Material for the task
----

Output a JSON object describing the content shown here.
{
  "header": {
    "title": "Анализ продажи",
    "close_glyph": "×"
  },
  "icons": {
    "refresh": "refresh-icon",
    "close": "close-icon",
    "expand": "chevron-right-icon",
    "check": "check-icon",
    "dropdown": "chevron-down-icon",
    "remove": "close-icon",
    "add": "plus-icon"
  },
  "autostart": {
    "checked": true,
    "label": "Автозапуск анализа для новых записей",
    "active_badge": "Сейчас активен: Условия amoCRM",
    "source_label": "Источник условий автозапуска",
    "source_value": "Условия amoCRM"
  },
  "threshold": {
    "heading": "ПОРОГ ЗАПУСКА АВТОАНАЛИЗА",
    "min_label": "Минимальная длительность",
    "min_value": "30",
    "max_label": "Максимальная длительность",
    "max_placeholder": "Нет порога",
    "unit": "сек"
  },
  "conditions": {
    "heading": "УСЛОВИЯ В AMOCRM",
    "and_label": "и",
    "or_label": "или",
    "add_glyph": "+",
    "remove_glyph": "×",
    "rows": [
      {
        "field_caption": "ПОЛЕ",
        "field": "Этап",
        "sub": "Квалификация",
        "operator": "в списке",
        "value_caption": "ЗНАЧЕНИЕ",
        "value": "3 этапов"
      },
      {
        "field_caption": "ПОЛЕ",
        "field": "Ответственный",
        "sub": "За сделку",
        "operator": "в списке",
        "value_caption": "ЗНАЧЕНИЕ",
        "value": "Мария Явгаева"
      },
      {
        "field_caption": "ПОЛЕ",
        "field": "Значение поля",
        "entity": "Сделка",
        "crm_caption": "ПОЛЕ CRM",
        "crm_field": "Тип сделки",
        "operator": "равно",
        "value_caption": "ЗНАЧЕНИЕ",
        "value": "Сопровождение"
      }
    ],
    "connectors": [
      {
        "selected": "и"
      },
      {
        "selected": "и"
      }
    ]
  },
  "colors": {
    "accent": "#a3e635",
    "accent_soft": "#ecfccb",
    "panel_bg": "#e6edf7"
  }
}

----

What you should do
Write the material out exactly, with nothing left out.

Exercise result
Output a JSON object describing the content shown here.
{
  "header": {
    "title": "Анализ продажи",
    "close_glyph": "×"
  },
  "icons": {
    "refresh": "refresh-icon",
    "close": "close-icon",
    "expand": "chevron-right-icon",
    "check": "check-icon",
    "dropdown": "chevron-down-icon",
    "remove": "close-icon",
    "add": "plus-icon"
  },
  "autostart": {
    "checked": true,
    "label": "Автозапуск анализа для новых записей",
    "active_badge": "Сейчас активен: Условия amoCRM",
    "source_label": "Источник условий автозапуска",
    "source_value": "Условия amoCRM"
  },
  "threshold": {
    "heading": "ПОРОГ ЗАПУСКА АВТОАНАЛИЗА",
    "min_label": "Минимальная длительность",
    "min_value": "30",
    "max_label": "Максимальная длительность",
    "max_placeholder": "Нет порога",
    "unit": "сек"
  },
  "conditions": {
    "heading": "УСЛОВИЯ В AMOCRM",
    "and_label": "и",
    "or_label": "или",
    "add_glyph": "+",
    "remove_glyph": "×",
    "rows": [
      {
        "field_caption": "ПОЛЕ",
        "field": "Этап",
        "sub": "Квалификация",
        "operator": "в списке",
        "value_caption": "ЗНАЧЕНИЕ",
        "value": "3 этапов"
      },
      {
        "field_caption": "ПОЛЕ",
        "field": "Ответственный",
        "sub": "За сделку",
        "operator": "в списке",
        "value_caption": "ЗНАЧЕНИЕ",
        "value": "Мария Явгаева"
      },
      {
        "field_caption": "ПОЛЕ",
        "field": "Значение поля",
        "entity": "Сделка",
        "crm_caption": "ПОЛЕ CRM",
        "crm_field": "Тип сделки",
        "operator": "равно",
        "value_caption": "ЗНАЧЕНИЕ",
        "value": "Сопровождение"
      }
    ],
    "connectors": [
      {
        "selected": "и"
      },
      {
        "selected": "и"
      }
    ]
  },
  "colors": {
    "accent": "#a3e635",
    "accent_soft": "#ecfccb",
    "panel_bg": "#e6edf7"
  }
}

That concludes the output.